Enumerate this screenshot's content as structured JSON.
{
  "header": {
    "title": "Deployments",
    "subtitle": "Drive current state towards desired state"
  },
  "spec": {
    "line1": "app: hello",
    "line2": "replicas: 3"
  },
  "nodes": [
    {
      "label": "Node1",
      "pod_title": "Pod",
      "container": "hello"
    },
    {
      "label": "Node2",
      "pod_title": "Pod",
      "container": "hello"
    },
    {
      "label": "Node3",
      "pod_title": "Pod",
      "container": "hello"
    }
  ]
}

◆ Directions for this task: Look through the entries above for the word "label". Copy every line where it shows up.

◆ Complete output:
      "label": "Node1",
      "label": "Node2",
      "label": "Node3",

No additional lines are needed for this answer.